__ACTIVITY__
Apart from the pictures, please restate every entry below exactly.

· · ·

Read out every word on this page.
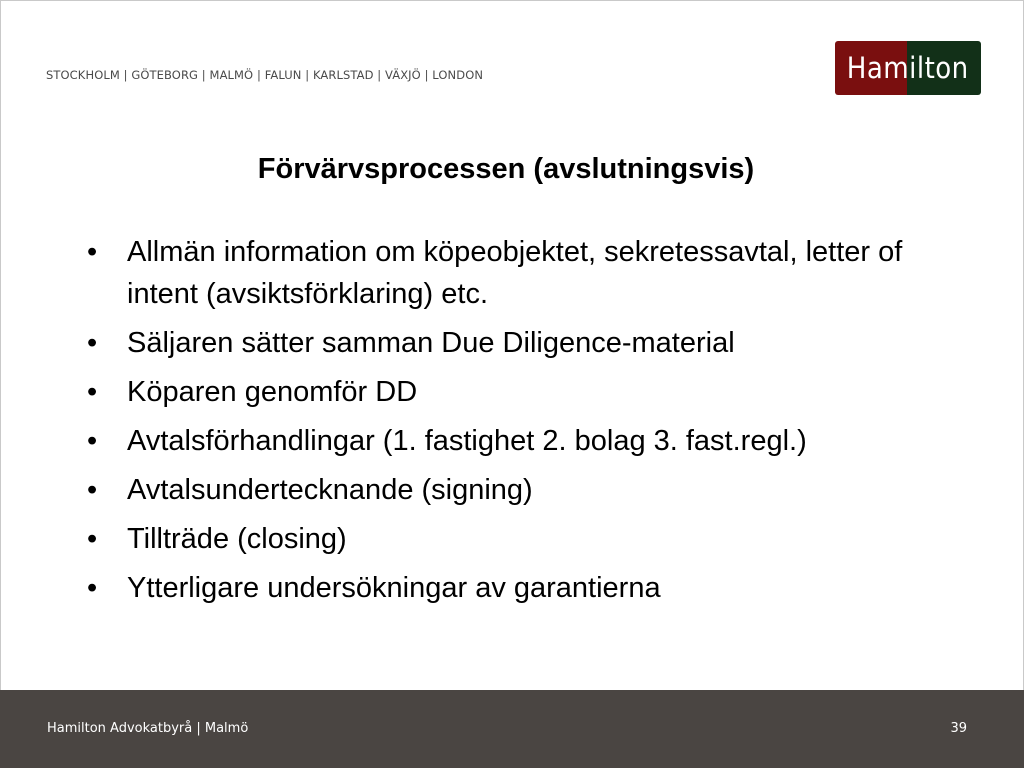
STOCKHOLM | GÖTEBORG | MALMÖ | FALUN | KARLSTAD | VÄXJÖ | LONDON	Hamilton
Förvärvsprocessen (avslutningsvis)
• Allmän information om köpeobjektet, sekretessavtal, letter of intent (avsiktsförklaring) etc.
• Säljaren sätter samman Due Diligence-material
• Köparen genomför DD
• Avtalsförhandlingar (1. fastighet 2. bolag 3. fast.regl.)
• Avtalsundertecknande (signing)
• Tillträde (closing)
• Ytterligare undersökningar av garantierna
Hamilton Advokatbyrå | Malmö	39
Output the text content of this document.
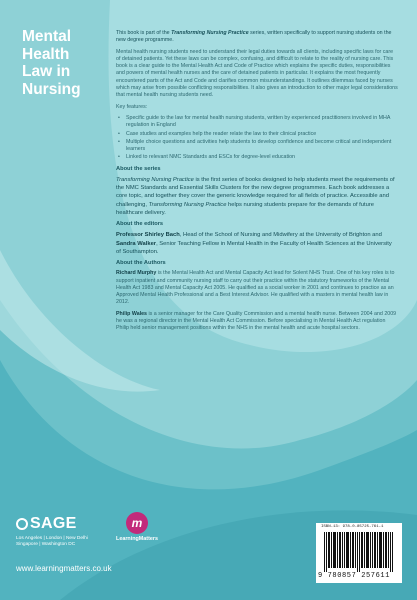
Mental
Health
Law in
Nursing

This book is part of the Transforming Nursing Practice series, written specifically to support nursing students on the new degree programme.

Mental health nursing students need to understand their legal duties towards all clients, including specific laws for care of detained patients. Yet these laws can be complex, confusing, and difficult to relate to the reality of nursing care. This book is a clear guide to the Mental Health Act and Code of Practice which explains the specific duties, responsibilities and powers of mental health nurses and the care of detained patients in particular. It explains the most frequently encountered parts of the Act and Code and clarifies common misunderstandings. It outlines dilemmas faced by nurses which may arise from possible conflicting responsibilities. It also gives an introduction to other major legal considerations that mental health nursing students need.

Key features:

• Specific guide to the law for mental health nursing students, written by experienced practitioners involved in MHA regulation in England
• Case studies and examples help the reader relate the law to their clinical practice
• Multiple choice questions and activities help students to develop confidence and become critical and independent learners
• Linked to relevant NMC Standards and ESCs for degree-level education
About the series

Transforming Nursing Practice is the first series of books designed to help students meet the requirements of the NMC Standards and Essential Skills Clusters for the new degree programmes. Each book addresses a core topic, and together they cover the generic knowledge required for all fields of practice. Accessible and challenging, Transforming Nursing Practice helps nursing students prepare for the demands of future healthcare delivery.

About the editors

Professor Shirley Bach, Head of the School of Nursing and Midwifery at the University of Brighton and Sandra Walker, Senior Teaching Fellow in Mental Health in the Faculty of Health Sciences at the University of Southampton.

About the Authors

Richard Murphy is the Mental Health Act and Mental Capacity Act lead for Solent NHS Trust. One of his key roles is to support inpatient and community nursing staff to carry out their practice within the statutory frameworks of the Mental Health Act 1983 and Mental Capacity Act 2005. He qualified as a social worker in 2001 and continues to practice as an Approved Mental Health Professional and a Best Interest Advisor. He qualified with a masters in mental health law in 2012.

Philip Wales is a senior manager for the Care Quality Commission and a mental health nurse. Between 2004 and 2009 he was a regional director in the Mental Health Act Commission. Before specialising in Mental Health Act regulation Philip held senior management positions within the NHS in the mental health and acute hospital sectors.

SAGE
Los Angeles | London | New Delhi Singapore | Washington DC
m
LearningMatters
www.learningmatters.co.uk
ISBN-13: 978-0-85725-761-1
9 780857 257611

· · ·

__REPLY__
Read out every word on this page.
STOCKHOLM | GÖTEBORG | MALMÖ | FALUN | KARLSTAD | VÄXJÖ | LONDON	Hamilton
Förvärvsprocessen (avslutningsvis)
• Allmän information om köpeobjektet, sekretessavtal, letter of intent (avsiktsförklaring) etc.
• Säljaren sätter samman Due Diligence-material
• Köparen genomför DD
• Avtalsförhandlingar (1. fastighet 2. bolag 3. fast.regl.)
• Avtalsundertecknande (signing)
• Tillträde (closing)
• Ytterligare undersökningar av garantierna
Hamilton Advokatbyrå | Malmö	39
Output the text content of this document.
Mental
Health
Law in
Nursing

This book is part of the Transforming Nursing Practice series, written specifically to support nursing students on the new degree programme.

Mental health nursing students need to understand their legal duties towards all clients, including specific laws for care of detained patients. Yet these laws can be complex, confusing, and difficult to relate to the reality of nursing care. This book is a clear guide to the Mental Health Act and Code of Practice which explains the specific duties, responsibilities and powers of mental health nurses and the care of detained patients in particular. It explains the most frequently encountered parts of the Act and Code and clarifies common misunderstandings. It outlines dilemmas faced by nurses which may arise from possible conflicting responsibilities. It also gives an introduction to other major legal considerations that mental health nursing students need.

Key features:

• Specific guide to the law for mental health nursing students, written by experienced practitioners involved in MHA regulation in England
• Case studies and examples help the reader relate the law to their clinical practice
• Multiple choice questions and activities help students to develop confidence and become critical and independent learners
• Linked to relevant NMC Standards and ESCs for degree-level education
About the series

Transforming Nursing Practice is the first series of books designed to help students meet the requirements of the NMC Standards and Essential Skills Clusters for the new degree programmes. Each book addresses a core topic, and together they cover the generic knowledge required for all fields of practice. Accessible and challenging, Transforming Nursing Practice helps nursing students prepare for the demands of future healthcare delivery.

About the editors

Professor Shirley Bach, Head of the School of Nursing and Midwifery at the University of Brighton and Sandra Walker, Senior Teaching Fellow in Mental Health in the Faculty of Health Sciences at the University of Southampton.

About the Authors

Richard Murphy is the Mental Health Act and Mental Capacity Act lead for Solent NHS Trust. One of his key roles is to support inpatient and community nursing staff to carry out their practice within the statutory frameworks of the Mental Health Act 1983 and Mental Capacity Act 2005. He qualified as a social worker in 2001 and continues to practice as an Approved Mental Health Professional and a Best Interest Advisor. He qualified with a masters in mental health law in 2012.

Philip Wales is a senior manager for the Care Quality Commission and a mental health nurse. Between 2004 and 2009 he was a regional director in the Mental Health Act Commission. Before specialising in Mental Health Act regulation Philip held senior management positions within the NHS in the mental health and acute hospital sectors.

SAGE
Los Angeles | London | New Delhi Singapore | Washington DC
m
LearningMatters
www.learningmatters.co.uk
ISBN-13: 978-0-85725-761-1
9 780857 257611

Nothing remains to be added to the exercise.